◆ Provided entries
## Start
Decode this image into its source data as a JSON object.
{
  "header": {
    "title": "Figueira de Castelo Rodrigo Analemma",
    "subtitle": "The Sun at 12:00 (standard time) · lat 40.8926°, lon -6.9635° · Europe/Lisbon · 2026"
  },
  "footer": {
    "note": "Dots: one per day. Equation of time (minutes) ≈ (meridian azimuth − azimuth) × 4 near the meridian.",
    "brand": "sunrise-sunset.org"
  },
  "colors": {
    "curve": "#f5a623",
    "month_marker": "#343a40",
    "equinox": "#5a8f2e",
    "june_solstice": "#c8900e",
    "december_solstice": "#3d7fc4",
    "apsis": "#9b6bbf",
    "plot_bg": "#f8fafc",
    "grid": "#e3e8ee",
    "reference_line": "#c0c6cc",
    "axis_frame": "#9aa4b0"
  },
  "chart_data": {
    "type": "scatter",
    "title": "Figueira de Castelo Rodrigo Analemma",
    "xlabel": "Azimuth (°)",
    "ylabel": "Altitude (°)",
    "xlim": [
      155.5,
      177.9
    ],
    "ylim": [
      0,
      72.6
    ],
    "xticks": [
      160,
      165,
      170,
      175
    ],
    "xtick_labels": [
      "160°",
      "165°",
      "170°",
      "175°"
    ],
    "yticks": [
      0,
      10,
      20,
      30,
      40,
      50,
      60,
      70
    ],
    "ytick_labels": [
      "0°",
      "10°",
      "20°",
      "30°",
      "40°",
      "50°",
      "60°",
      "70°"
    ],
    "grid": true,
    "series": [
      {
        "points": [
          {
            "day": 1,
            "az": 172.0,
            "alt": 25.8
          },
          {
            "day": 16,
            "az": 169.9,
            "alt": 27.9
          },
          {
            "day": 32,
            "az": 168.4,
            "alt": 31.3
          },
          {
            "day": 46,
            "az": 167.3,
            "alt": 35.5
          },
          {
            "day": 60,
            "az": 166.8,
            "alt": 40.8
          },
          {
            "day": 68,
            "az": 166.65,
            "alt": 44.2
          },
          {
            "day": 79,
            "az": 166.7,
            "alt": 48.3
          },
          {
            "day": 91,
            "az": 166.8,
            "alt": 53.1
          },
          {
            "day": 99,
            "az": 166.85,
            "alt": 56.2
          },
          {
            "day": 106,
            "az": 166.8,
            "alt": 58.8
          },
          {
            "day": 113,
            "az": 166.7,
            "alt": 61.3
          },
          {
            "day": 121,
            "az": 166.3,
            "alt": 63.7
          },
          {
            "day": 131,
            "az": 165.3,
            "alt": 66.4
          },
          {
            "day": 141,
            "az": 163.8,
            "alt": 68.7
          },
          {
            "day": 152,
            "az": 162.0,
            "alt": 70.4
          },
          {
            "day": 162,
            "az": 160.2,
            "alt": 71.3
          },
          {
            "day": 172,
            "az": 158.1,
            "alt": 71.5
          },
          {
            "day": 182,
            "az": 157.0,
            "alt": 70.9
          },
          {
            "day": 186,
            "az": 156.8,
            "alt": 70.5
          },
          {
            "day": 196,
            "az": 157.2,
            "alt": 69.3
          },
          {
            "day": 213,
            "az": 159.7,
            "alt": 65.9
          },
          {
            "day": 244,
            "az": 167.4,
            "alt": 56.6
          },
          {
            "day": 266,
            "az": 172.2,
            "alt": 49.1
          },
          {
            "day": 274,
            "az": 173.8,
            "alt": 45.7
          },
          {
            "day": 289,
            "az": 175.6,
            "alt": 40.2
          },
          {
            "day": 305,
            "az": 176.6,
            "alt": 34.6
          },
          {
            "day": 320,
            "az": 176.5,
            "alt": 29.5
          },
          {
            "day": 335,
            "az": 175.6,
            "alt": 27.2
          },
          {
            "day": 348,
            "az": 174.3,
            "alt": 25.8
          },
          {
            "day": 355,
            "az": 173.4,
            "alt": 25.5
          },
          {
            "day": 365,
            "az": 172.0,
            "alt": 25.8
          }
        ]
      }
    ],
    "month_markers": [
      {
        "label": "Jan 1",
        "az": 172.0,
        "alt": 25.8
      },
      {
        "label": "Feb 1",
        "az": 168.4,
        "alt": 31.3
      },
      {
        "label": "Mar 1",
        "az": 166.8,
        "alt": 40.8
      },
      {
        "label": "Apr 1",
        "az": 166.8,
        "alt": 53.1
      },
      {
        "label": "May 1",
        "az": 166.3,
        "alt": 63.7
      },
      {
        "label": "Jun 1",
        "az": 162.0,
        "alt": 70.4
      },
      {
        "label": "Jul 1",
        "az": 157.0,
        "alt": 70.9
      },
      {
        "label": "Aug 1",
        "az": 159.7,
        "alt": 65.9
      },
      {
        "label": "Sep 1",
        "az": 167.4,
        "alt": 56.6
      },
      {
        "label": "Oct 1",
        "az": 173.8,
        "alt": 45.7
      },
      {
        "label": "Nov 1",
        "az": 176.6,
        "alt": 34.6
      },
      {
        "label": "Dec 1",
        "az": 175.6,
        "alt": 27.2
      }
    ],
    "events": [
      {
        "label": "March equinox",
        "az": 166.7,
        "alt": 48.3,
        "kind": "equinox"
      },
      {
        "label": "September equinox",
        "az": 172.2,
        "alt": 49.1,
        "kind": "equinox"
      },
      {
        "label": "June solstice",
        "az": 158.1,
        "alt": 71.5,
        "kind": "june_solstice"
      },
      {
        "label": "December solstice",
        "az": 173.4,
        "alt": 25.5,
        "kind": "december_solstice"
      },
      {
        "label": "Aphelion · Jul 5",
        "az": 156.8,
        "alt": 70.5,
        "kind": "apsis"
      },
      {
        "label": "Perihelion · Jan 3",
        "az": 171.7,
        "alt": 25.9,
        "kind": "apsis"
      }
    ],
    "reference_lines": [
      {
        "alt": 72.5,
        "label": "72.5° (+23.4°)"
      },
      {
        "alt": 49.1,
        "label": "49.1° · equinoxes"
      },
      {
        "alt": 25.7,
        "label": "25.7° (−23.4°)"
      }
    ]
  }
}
## End
◆ Aim
Give only the number of lines in the listing above that include the string "time".

◆ Worked solution
2